### DATA SUPPLIED ###

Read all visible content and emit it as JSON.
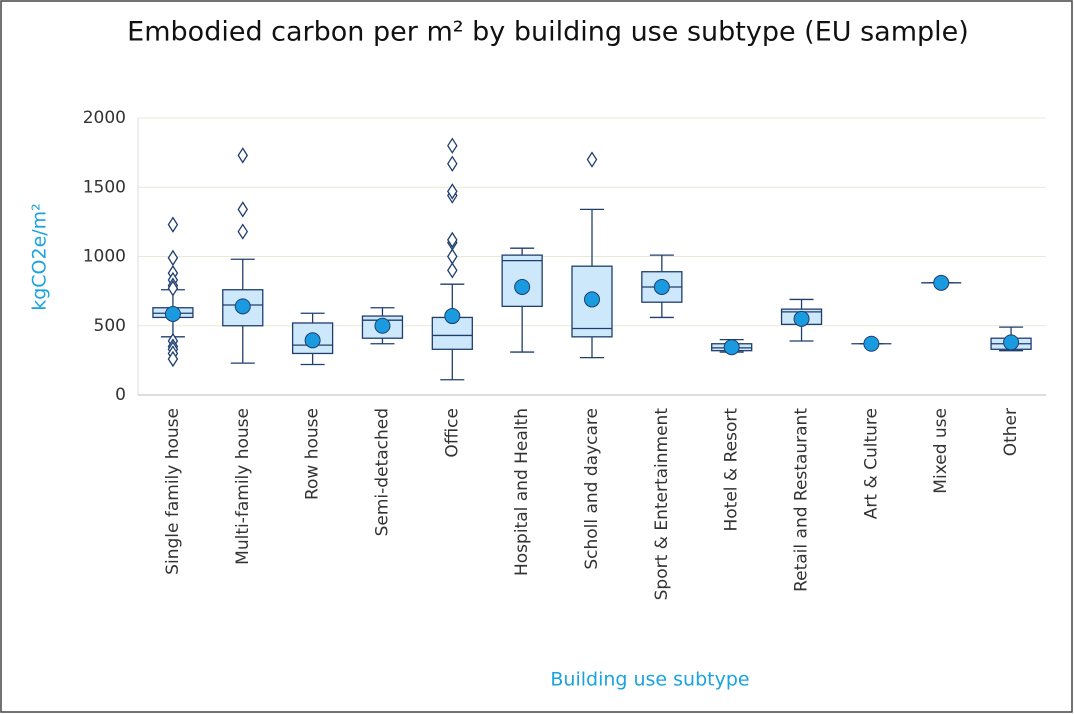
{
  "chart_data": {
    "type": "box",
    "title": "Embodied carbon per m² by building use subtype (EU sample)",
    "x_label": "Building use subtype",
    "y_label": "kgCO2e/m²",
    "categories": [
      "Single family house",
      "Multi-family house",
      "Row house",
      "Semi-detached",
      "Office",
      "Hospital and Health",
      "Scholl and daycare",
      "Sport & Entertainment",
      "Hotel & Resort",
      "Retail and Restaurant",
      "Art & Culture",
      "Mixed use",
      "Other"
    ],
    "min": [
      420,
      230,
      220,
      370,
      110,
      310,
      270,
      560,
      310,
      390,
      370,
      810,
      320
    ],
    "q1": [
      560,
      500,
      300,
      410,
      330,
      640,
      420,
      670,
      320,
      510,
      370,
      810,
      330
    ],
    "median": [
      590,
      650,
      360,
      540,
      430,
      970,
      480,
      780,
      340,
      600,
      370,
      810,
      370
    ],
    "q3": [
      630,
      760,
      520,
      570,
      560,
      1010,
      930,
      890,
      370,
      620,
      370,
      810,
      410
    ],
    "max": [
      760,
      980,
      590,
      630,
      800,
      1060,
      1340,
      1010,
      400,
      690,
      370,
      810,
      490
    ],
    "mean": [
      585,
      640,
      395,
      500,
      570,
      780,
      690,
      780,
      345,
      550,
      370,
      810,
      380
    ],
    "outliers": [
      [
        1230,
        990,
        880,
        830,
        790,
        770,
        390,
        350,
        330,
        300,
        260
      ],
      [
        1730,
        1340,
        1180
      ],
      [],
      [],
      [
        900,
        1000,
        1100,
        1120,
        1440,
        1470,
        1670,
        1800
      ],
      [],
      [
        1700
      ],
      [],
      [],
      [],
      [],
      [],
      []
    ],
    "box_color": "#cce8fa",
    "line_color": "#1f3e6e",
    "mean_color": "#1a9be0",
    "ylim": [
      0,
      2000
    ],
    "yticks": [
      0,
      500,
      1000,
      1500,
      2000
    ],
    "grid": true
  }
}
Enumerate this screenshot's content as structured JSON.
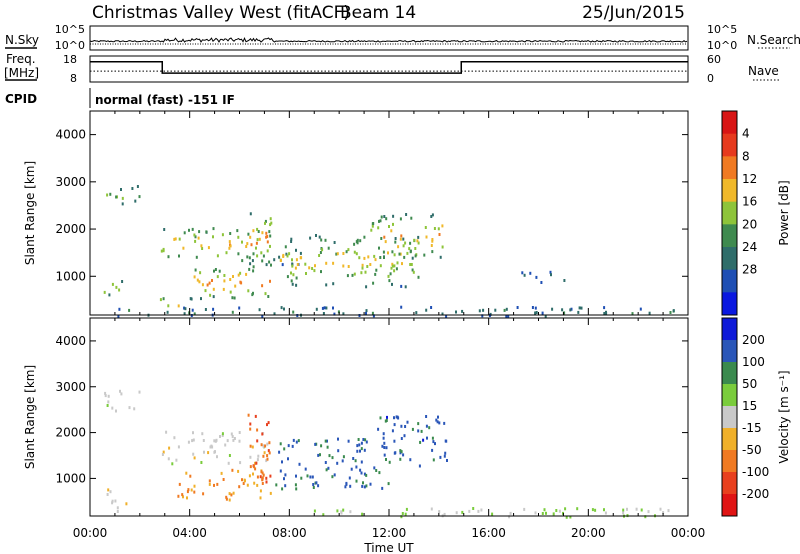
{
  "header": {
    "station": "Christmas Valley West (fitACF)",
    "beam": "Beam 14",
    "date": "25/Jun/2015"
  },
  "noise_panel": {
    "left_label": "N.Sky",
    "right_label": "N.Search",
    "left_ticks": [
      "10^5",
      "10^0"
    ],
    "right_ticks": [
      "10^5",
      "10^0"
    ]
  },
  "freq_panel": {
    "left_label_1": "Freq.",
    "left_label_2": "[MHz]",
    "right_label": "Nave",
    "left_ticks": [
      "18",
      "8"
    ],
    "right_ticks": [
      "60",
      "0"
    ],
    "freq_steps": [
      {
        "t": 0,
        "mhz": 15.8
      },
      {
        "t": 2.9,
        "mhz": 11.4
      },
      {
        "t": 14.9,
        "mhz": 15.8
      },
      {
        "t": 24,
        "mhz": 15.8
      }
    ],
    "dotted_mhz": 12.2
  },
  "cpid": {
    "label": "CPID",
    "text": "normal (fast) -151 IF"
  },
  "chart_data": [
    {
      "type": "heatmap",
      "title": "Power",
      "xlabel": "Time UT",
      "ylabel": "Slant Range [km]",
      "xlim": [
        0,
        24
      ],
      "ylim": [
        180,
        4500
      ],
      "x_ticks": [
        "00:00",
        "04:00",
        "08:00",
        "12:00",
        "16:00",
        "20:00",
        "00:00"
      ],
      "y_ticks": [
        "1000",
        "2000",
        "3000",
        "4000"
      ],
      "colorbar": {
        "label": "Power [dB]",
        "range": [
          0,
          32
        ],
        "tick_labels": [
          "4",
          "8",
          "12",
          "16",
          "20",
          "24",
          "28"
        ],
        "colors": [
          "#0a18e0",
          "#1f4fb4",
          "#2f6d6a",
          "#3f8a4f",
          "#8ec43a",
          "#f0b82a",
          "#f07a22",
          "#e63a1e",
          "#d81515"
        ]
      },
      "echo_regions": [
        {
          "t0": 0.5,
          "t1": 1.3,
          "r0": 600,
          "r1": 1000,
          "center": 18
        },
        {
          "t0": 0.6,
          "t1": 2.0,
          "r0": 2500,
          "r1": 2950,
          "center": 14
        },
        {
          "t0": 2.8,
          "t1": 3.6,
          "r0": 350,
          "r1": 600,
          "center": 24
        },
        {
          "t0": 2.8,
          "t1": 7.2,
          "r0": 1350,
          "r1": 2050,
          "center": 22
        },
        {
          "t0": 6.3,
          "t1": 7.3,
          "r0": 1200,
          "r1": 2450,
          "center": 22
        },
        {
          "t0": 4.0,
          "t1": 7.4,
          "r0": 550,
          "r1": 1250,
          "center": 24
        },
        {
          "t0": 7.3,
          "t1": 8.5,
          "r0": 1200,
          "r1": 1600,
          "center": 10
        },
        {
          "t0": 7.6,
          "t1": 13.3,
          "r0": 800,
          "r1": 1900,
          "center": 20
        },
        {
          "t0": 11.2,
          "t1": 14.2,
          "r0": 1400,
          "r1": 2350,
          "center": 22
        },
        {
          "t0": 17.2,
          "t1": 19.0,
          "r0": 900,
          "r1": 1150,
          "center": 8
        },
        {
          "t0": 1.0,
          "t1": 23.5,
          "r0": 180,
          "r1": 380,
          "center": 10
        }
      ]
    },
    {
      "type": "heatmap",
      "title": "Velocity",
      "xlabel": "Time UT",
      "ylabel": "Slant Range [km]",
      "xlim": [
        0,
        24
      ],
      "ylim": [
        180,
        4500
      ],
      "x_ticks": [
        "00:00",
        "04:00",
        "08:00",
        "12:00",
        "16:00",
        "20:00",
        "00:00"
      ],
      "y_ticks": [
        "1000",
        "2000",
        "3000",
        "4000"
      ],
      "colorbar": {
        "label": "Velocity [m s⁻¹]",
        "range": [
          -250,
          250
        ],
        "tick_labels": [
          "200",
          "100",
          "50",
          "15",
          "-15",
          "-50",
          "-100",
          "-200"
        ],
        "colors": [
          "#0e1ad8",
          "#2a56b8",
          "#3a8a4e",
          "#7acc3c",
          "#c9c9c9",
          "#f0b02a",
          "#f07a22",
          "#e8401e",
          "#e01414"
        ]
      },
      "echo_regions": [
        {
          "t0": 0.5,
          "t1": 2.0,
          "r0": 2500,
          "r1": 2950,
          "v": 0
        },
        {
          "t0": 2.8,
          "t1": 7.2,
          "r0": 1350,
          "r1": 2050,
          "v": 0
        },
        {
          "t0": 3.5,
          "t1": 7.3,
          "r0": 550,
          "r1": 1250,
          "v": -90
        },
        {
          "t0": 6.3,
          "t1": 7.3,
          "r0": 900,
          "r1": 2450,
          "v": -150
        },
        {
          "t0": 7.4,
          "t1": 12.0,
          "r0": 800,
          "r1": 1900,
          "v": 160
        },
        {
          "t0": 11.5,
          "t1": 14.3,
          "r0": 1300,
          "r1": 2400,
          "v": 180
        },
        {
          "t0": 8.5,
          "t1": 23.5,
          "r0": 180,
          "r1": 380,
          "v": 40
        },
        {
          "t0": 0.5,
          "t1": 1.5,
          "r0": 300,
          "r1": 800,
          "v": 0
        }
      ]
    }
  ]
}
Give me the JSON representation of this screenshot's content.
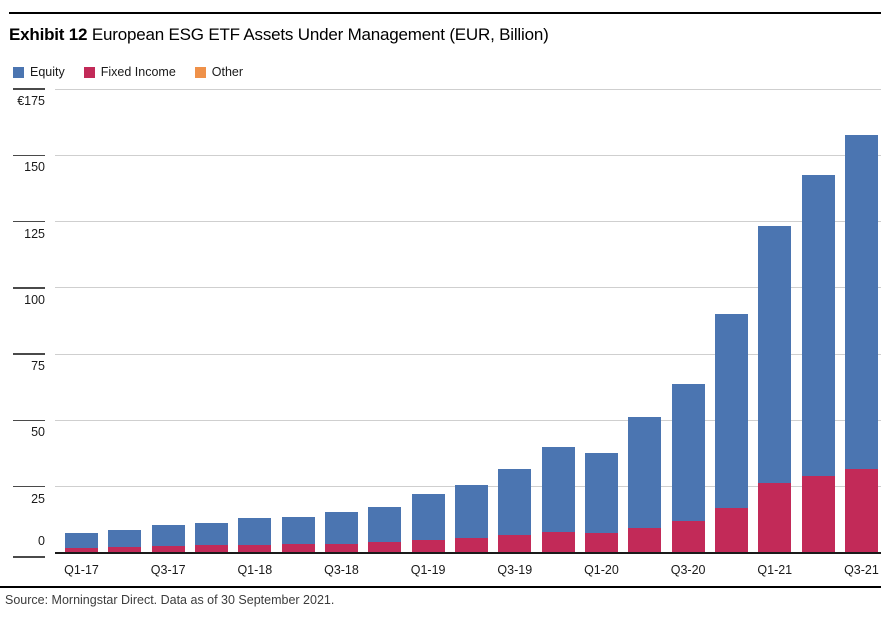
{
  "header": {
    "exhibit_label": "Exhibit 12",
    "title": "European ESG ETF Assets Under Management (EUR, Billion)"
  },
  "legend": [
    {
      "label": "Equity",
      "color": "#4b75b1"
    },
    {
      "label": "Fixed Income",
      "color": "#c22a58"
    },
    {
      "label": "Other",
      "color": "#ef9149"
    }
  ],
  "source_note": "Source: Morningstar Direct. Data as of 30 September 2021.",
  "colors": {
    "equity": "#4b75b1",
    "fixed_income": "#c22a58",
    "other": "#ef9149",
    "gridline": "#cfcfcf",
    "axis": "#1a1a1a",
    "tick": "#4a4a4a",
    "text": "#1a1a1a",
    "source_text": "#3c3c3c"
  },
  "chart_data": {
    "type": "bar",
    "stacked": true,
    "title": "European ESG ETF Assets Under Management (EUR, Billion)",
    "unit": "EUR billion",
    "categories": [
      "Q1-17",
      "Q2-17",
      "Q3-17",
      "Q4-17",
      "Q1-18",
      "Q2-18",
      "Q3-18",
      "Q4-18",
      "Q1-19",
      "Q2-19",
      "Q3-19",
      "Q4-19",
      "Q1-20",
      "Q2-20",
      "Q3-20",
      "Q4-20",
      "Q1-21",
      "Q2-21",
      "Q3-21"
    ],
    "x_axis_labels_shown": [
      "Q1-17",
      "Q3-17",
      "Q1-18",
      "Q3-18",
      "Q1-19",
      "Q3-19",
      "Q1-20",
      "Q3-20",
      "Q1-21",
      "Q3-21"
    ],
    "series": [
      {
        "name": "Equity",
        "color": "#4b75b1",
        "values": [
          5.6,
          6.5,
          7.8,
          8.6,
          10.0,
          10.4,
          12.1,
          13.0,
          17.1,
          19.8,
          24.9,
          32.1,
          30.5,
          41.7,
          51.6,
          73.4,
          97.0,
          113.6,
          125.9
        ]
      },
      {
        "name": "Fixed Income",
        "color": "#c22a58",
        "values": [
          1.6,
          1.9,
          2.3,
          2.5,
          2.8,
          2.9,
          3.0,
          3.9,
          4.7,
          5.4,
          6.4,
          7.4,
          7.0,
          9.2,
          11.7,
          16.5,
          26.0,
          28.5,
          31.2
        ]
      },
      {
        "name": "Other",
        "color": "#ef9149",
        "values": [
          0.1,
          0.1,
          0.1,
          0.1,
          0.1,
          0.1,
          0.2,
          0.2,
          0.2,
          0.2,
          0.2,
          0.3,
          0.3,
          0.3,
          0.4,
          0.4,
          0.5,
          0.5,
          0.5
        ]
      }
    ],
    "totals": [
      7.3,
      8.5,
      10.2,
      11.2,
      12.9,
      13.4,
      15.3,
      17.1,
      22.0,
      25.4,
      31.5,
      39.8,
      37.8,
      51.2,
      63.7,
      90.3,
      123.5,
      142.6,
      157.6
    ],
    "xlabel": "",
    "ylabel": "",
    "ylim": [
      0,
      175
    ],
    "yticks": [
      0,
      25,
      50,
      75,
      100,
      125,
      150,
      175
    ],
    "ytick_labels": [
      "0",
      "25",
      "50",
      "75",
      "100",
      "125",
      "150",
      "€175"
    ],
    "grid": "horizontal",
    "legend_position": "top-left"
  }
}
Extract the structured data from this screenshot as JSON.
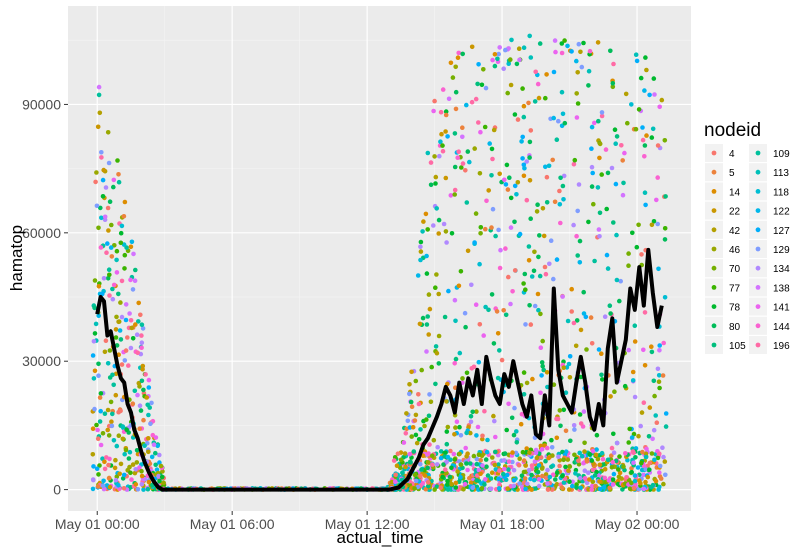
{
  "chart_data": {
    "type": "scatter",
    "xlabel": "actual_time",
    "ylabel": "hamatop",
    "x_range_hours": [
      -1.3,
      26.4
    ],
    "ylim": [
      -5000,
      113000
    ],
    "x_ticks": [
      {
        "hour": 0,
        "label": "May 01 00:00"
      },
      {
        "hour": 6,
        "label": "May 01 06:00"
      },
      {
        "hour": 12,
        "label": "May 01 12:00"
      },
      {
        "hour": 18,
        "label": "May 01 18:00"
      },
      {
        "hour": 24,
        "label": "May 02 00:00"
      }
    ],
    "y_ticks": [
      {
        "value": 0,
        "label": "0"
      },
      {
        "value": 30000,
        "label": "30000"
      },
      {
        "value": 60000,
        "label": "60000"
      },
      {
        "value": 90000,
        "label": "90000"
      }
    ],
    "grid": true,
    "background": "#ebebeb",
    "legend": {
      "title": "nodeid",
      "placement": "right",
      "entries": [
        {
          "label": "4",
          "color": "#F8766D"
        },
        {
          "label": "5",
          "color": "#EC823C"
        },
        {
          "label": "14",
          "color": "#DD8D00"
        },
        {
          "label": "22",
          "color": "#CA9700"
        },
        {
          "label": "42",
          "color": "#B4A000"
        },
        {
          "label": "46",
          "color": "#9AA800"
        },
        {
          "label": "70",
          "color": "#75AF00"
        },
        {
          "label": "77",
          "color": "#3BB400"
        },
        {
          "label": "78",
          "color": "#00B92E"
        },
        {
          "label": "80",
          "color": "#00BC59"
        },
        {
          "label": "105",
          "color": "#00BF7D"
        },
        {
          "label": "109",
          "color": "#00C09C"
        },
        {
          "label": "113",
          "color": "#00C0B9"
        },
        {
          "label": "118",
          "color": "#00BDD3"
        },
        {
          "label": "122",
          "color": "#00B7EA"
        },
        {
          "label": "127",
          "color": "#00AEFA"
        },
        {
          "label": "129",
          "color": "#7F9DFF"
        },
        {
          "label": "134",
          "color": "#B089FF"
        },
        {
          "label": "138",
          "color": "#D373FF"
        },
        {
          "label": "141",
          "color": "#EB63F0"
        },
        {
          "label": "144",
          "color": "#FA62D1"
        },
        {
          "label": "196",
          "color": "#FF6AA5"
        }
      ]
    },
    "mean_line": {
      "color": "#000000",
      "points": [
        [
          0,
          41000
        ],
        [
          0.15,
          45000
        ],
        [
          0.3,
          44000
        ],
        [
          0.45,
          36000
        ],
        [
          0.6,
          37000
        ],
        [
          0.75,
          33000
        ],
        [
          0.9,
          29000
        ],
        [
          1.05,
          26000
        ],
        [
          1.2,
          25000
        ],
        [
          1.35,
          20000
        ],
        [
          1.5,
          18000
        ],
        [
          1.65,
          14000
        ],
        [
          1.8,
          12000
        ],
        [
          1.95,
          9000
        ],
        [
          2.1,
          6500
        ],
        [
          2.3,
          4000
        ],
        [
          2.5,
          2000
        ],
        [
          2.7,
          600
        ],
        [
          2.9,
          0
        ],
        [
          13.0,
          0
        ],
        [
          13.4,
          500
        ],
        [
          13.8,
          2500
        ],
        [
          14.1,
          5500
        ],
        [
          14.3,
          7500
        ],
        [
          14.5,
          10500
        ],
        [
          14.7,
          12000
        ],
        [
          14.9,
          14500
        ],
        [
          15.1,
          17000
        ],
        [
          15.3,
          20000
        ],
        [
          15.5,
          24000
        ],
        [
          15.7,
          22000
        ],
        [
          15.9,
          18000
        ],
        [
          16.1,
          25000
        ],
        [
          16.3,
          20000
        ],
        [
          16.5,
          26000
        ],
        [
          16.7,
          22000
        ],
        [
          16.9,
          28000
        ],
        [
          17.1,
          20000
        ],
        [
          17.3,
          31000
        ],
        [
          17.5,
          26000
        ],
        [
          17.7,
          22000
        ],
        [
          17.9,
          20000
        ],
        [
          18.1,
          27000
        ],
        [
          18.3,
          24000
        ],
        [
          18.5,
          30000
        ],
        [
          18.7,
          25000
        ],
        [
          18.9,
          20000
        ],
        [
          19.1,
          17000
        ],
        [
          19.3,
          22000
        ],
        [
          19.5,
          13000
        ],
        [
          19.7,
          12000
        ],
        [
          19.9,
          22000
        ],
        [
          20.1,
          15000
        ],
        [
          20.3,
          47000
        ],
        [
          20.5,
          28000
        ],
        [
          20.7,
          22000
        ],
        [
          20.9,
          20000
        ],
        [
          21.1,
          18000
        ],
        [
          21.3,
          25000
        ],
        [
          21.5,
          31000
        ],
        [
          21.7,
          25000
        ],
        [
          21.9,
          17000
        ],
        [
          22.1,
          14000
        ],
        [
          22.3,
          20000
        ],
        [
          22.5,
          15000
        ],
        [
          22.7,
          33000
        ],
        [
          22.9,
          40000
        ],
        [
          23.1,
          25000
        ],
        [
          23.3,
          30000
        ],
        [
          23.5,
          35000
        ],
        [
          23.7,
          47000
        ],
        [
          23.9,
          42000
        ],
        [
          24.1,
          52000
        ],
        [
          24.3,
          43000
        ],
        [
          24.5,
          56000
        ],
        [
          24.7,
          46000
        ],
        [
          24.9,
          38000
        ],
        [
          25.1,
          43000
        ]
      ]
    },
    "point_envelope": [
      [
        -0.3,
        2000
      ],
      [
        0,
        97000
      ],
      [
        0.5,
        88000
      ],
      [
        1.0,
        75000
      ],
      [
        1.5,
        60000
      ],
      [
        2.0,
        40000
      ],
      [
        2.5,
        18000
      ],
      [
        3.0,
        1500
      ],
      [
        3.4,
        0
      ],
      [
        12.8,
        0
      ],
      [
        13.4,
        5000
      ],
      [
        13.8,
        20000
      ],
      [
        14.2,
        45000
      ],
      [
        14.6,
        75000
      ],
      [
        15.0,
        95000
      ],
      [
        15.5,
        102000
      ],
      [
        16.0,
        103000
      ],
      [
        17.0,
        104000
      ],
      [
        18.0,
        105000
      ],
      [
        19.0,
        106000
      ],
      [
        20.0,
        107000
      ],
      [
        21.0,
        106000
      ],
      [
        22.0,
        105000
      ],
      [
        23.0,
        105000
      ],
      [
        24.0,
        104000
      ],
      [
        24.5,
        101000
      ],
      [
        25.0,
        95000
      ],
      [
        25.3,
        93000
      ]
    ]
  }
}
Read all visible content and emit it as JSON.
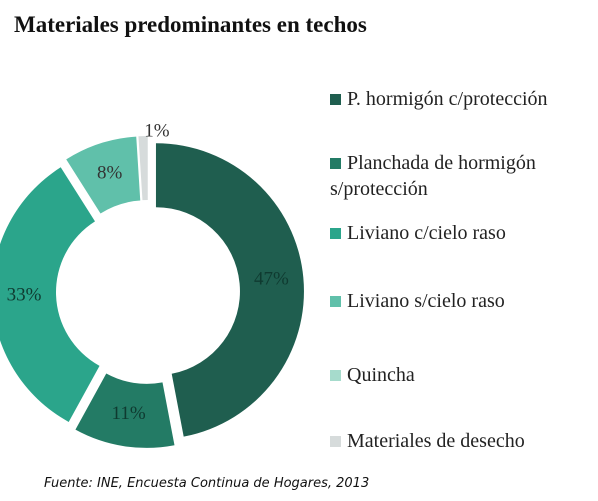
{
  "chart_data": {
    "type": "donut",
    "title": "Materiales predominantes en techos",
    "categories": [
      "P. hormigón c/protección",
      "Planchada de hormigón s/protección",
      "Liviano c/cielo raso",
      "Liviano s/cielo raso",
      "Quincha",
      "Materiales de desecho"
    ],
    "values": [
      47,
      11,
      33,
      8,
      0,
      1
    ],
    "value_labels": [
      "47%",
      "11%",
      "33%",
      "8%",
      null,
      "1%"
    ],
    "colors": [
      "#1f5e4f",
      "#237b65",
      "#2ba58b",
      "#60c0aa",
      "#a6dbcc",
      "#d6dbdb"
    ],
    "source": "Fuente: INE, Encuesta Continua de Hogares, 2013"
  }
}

###

## SHORT EXERCISE:
Pull out and copy each line containing the string "protección".

## ANSWER TO THE TASK:
      "P. hormigón c/protección",
      "Planchada de hormigón s/protección",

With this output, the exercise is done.